>> BEGIN Text provided

# Cute One



## ronbonham3 (Sep 29, 2007)

Still is almost half full (or empty
 Label on back still intact.


----------



## capsoda (Sep 29, 2007)

I used to hate when my mom would grease my hair back with that stuff. Vitalis was worse cause it stunk.


----------



## ronbonham3 (Sep 30, 2007)

Nice to hear from someone who actually used it.
 You may be even a little older than myself 
 My Dad had the honors on Sunday morning before church.
 Only it was Brylcreem, A little dab will do ya 
 Dab my arse  Kept the mosquitoes off ya anyway...
 Well at least it beat the smell of High Karate 
 Careful how ya use it  
 He went back to old spice finally. Whew !!!!


----------



## capsoda (Sep 30, 2007)

Brylcreem was around in the late 1920s. My uncle James used it, amoung other things, and raised ole holy buck when it went off the market. My mom didn't alow use to use it and by high school I had gone all long haired hippy freak. [sm=lol.gif][sm=lol.gif][sm=lol.gif]


----------



## marjorie040 (Sep 30, 2007)

I'd like to see that picture of the hippy freak!


----------



## cowseatmaize (Sep 30, 2007)

Don't forget the dippity doo.


----------



## whiskeyman (Sep 30, 2007)

My brother had a crew cut and used Butch Wax.  I recall using  Vitalis, Wildroot & Brylcreme.[][/align]How about Dapper Dan's hair pomade...made popular in the movie "Brother, Where Art Thou"...with George Clooney...[sm=lol.gif][/align]


----------



## Just Dig it (Oct 1, 2007)

I had a friend named a rambalin bob used to steal gamble and  rob! thought  he was the smartest guy around! well i found out this monday bob got locked up sunday...they got him in the  jailhouse way down town......HES IN THE JAILHOUSE NOW......well i told him once or twic3e  a stop a shooting cards and a playin dice...hes in the jailhouse now....


----------



## sldavis (Oct 5, 2007)

Hey Ronbonham,In your first pic is that your arm in the background that stuff must work    Clinton


----------



## towhead (Oct 5, 2007)

Ha Ha ....Dippity Doo....I do remember getting my hair "set", when I was younger, with that stuff.  Was it blue?  And Eric....gee, we might be giving away our ages-or at least it looks like I am!  []


----------



## jane8851 (Oct 5, 2007)

It was pink if I remember correctly. I had curly hair and would use it to set my hair with orange juice cans to straighten it. I actually slept on those things!


----------



## RICKJJ59W (Oct 5, 2007)

The only Dippity Doo I need is on the end of my probe[8D] that dont sound right does it? hahaha. 

 Rick


----------



## towhead (Oct 6, 2007)

>> END Text provided

From the hair tonic thread above, extract the passage between "It was pink" and "RICKJJ59W (Oct 5, 2007)", inclusive, copying it word for word.

>> BEGIN Record extracts

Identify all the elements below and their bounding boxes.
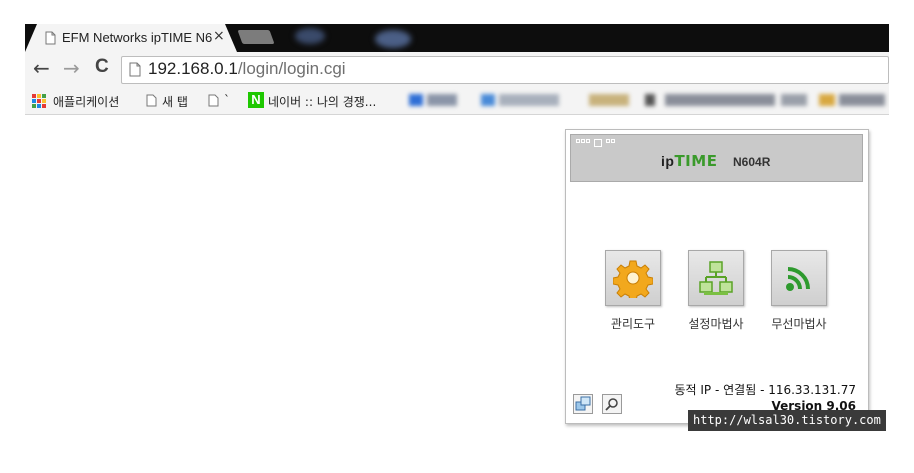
admin-tools-tile[interactable]: 관리도구	[598, 250, 668, 332]
wireless-icon	[786, 267, 810, 291]
reload-icon[interactable]: C	[95, 56, 109, 78]
header-decoration-icon	[576, 139, 615, 147]
search-button[interactable]	[602, 394, 622, 414]
bookmark-new-tab[interactable]: 새 탭	[162, 93, 188, 110]
forward-arrow-icon[interactable]: →	[63, 56, 80, 80]
gear-icon	[613, 260, 653, 298]
browser-toolbar: ← → C 192.168.0.1/login/login.cgi	[25, 52, 889, 88]
setup-wizard-tile[interactable]: 설정마법사	[681, 250, 751, 332]
page-icon	[45, 31, 56, 45]
url-text: 192.168.0.1/login/login.cgi	[148, 59, 346, 79]
setup-wizard-button[interactable]	[688, 250, 744, 306]
setup-wizard-label: 설정마법사	[688, 317, 744, 331]
close-tab-icon[interactable]: ×	[213, 28, 225, 44]
wireless-wizard-label: 무선마법사	[771, 317, 827, 331]
tab-active[interactable]: EFM Networks ipTIME N6 ×	[25, 24, 237, 52]
router-panel: ipTIME N604R 관리도구 설정마법사 무선마법사 동적 IP - 연결…	[565, 129, 869, 424]
blurred-bookmarks	[409, 94, 889, 108]
bookmark-backtick[interactable]: `	[224, 93, 230, 107]
admin-tools-label: 관리도구	[610, 317, 656, 331]
model-name: N604R	[733, 155, 771, 169]
remote-icon	[575, 396, 591, 411]
apps-grid-icon[interactable]	[32, 94, 46, 108]
back-arrow-icon[interactable]: ←	[33, 56, 50, 80]
page-icon	[146, 94, 157, 107]
panel-header: ipTIME N604R	[570, 134, 863, 182]
wireless-wizard-button[interactable]	[771, 250, 827, 306]
wireless-wizard-tile[interactable]: 무선마법사	[764, 250, 834, 332]
bookmark-apps[interactable]: 애플리케이션	[53, 93, 119, 110]
watermark: http://wlsal30.tistory.com	[688, 410, 886, 431]
page-icon	[208, 94, 219, 107]
admin-tools-button[interactable]	[605, 250, 661, 306]
address-bar[interactable]: 192.168.0.1/login/login.cgi	[121, 56, 889, 84]
new-tab-button[interactable]	[237, 30, 275, 44]
search-icon	[605, 398, 618, 411]
tab-title: EFM Networks ipTIME N6	[62, 30, 212, 45]
url-host: 192.168.0.1	[148, 59, 238, 78]
bookmarks-bar: 애플리케이션 새 탭 ` N 네이버 :: 나의 경쟁...	[25, 88, 889, 115]
bookmark-naver[interactable]: 네이버 :: 나의 경쟁...	[268, 93, 376, 110]
tab-strip: EFM Networks ipTIME N6 ×	[0, 0, 914, 52]
url-path: /login/login.cgi	[237, 59, 346, 78]
naver-icon: N	[248, 92, 264, 108]
connection-status: 동적 IP - 연결됨 - 116.33.131.77	[674, 383, 857, 397]
page-icon	[129, 62, 141, 77]
network-icon	[699, 261, 733, 295]
remote-management-button[interactable]	[573, 394, 593, 414]
brand-logo: ipTIME	[661, 152, 718, 170]
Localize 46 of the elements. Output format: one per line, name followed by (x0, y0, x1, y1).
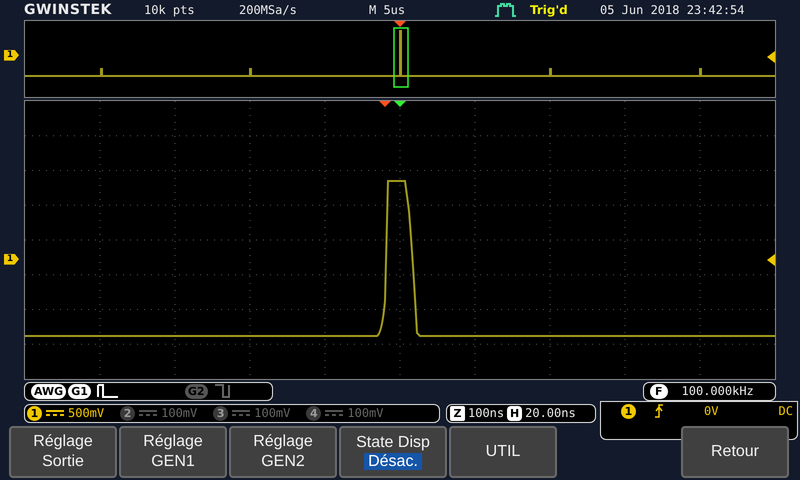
horizontal-position-icon (394, 100, 406, 107)
zoom-window (393, 26, 409, 88)
trigger-coupling: DC (778, 404, 793, 418)
channel-badge: 3 (213, 406, 228, 421)
frequency-badge: F (650, 384, 668, 399)
date-time: 05 Jun 2018 23:42:54 (600, 2, 746, 17)
channel-scale: 100mV (161, 406, 198, 420)
softkey-button[interactable]: Réglage GEN2 (229, 426, 337, 478)
dc-coupling-icon (139, 409, 158, 418)
dc-coupling-icon (232, 409, 250, 418)
softkey-button[interactable]: Retour (681, 426, 789, 478)
channel-scale: 100mV (347, 406, 384, 420)
zoom-scale: 100ns (468, 406, 504, 420)
pulse-icon (96, 384, 119, 398)
channel-badge: 1 (27, 406, 42, 421)
record-length: 10k pts (144, 2, 196, 17)
softkey-button[interactable]: Réglage GEN1 (119, 426, 227, 478)
trigger-position-icon (394, 20, 406, 27)
channel-scale: 500mV (68, 406, 104, 420)
channel-marker: 1 (4, 50, 19, 61)
brand-logo: GWINSTEK (24, 2, 113, 18)
softkey-button[interactable]: UTIL (449, 426, 557, 478)
rising-edge-icon (654, 404, 664, 418)
channel-badge: 2 (120, 406, 136, 421)
trigger-source: 1 (621, 404, 636, 419)
generator-badge: G1 (68, 384, 91, 399)
ground-level-icon (767, 254, 775, 266)
ground-level-icon (767, 50, 775, 63)
generator-badge: G2 (184, 384, 208, 399)
trigger-level: 0V (704, 404, 718, 418)
trigger-position-icon (379, 100, 391, 107)
sample-rate: 200MSa/s (239, 2, 298, 17)
awg-badge: AWG (31, 384, 66, 399)
position-badge: H (507, 406, 522, 421)
softkey-button[interactable]: State Disp Désac. (339, 426, 447, 478)
dc-coupling-icon (46, 409, 64, 418)
channel-marker: 1 (4, 254, 19, 265)
channel-badge: 4 (306, 406, 322, 421)
zoom-position: 20.00ns (525, 406, 576, 420)
softkey-button[interactable]: Réglage Sortie (9, 426, 117, 478)
channel-scale: 100mV (254, 406, 290, 420)
trigger-status: Trig'd (530, 2, 569, 17)
frequency-value: 100.000kHz (682, 384, 754, 398)
timebase: M 5us (369, 2, 406, 17)
dc-coupling-icon (325, 409, 344, 418)
zoom-badge: Z (450, 406, 465, 421)
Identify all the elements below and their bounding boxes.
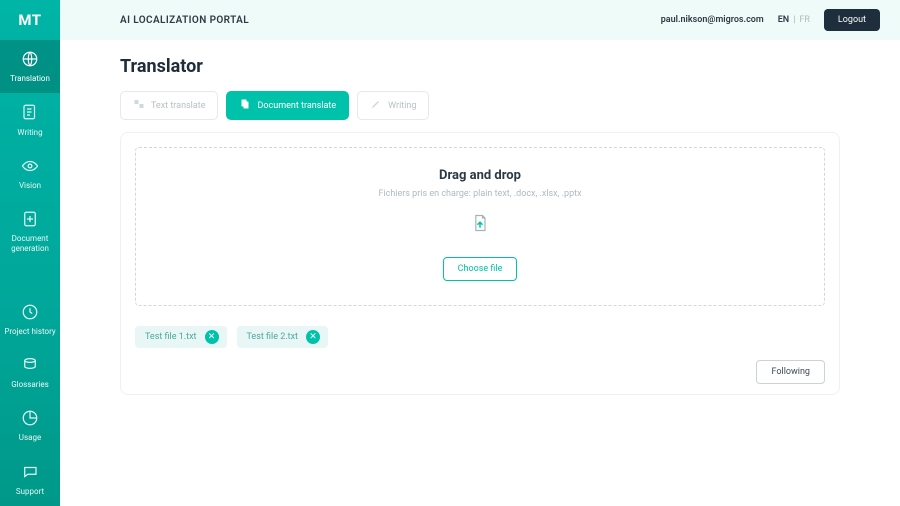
sidebar-item-support[interactable]: Support (0, 453, 60, 506)
sidebar-item-glossaries[interactable]: Glossaries (0, 346, 60, 399)
file-chip-name: Test file 1.txt (145, 332, 197, 342)
lang-en[interactable]: EN (778, 15, 789, 25)
remove-file-icon[interactable]: ✕ (205, 330, 219, 344)
main-column: AI LOCALIZATION PORTAL paul.nikson@migro… (60, 0, 900, 506)
sidebar-item-label: Glossaries (11, 380, 49, 389)
logout-button[interactable]: Logout (824, 9, 880, 31)
docgen-icon (21, 210, 39, 230)
app-root: MT Translation Writing Vision (0, 0, 900, 506)
sidebar-item-label: Writing (17, 128, 42, 137)
glossaries-icon (21, 356, 39, 376)
file-chip: Test file 2.txt ✕ (237, 326, 329, 348)
sidebar-bottom-group: Project history Glossaries Usage Support (0, 293, 60, 506)
translate-panel: Drag and drop Fichiers pris en charge: p… (120, 132, 840, 395)
sidebar-item-writing[interactable]: Writing (0, 93, 60, 146)
tab-label: Text translate (151, 101, 205, 111)
lang-fr[interactable]: FR (799, 15, 810, 25)
sidebar-item-label: Translation (10, 74, 50, 83)
choose-file-button[interactable]: Choose file (443, 257, 518, 281)
sidebar-top-group: Translation Writing Vision Document gene… (0, 40, 60, 263)
header: AI LOCALIZATION PORTAL paul.nikson@migro… (60, 0, 900, 40)
support-icon (21, 463, 39, 483)
content: Translator Text translate Document trans… (60, 40, 900, 415)
file-chips: Test file 1.txt ✕ Test file 2.txt ✕ (135, 326, 825, 348)
sidebar-item-label: Support (16, 487, 44, 496)
sidebar-item-label: Project history (4, 327, 55, 336)
sidebar-item-docgen[interactable]: Document generation (0, 200, 60, 263)
page-title: Translator (120, 56, 840, 77)
remove-file-icon[interactable]: ✕ (306, 330, 320, 344)
document-translate-icon (239, 98, 251, 113)
dropzone-subtitle: Fichiers pris en charge: plain text, .do… (378, 189, 581, 199)
sidebar-item-history[interactable]: Project history (0, 293, 60, 346)
sidebar-item-label: Vision (19, 181, 41, 190)
logo: MT (0, 0, 60, 40)
tab-document-translate[interactable]: Document translate (226, 91, 349, 120)
portal-title: AI LOCALIZATION PORTAL (120, 15, 249, 26)
sidebar: MT Translation Writing Vision (0, 0, 60, 506)
lang-separator: | (793, 15, 795, 25)
file-chip-name: Test file 2.txt (247, 332, 299, 342)
sidebar-item-label: Usage (19, 433, 41, 442)
following-button[interactable]: Following (756, 360, 825, 384)
pencil-icon (370, 98, 382, 113)
panel-footer: Following (135, 360, 825, 384)
sidebar-spacer (0, 263, 60, 293)
history-icon (21, 303, 39, 323)
tabs: Text translate Document translate Writin… (120, 91, 840, 120)
tab-label: Writing (388, 101, 416, 111)
vision-icon (21, 157, 39, 177)
file-chip: Test file 1.txt ✕ (135, 326, 227, 348)
user-email: paul.nikson@migros.com (661, 15, 764, 25)
sidebar-item-translation[interactable]: Translation (0, 40, 60, 93)
tab-writing[interactable]: Writing (357, 91, 429, 120)
tab-text-translate[interactable]: Text translate (120, 91, 218, 120)
sidebar-item-usage[interactable]: Usage (0, 399, 60, 452)
language-switch: EN | FR (778, 15, 810, 25)
dropzone-title: Drag and drop (439, 168, 521, 183)
translate-icon (21, 50, 39, 70)
writing-icon (21, 103, 39, 123)
text-translate-icon (133, 98, 145, 113)
dropzone[interactable]: Drag and drop Fichiers pris en charge: p… (135, 147, 825, 306)
sidebar-item-vision[interactable]: Vision (0, 147, 60, 200)
upload-file-icon (469, 213, 491, 237)
tab-label: Document translate (257, 101, 336, 111)
usage-icon (21, 409, 39, 429)
sidebar-item-label: Document generation (2, 234, 58, 252)
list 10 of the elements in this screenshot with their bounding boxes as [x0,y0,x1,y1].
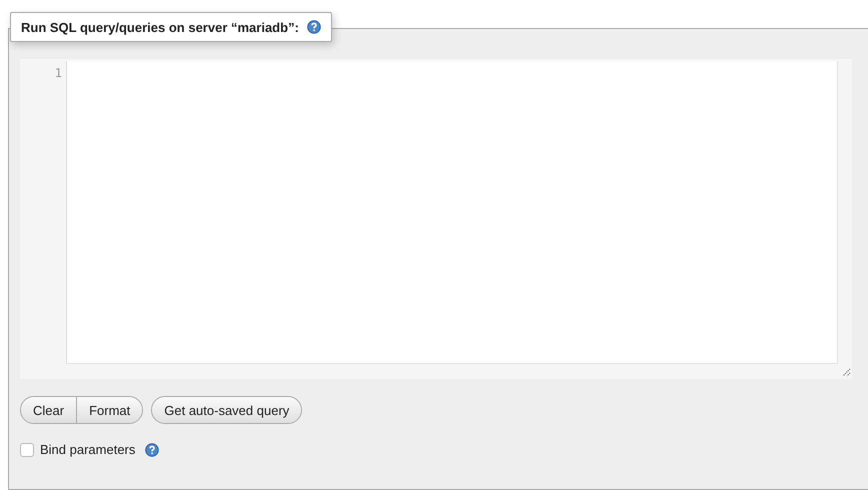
help-icon[interactable] [306,20,321,34]
checkbox[interactable] [20,442,34,456]
resize-grip-icon[interactable] [842,368,851,377]
line-number: 1 [54,66,62,80]
legend-title: Run SQL query/queries on server “mariadb”: [21,20,299,34]
option-label: Bind parameters [40,442,136,457]
toolbar-button[interactable]: Format [76,397,142,423]
toolbar-button[interactable]: Get auto-saved query [152,397,302,423]
toolbar-button[interactable]: Clear [21,397,76,423]
help-icon[interactable] [145,442,160,456]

>> END Record extracts

§ Reply:
It was pink if I remember correctly. I had curly hair and would use it to set my hair with orange juice cans to straighten it. I actually slept on those things!


----------



## RICKJJ59W (Oct 5, 2007)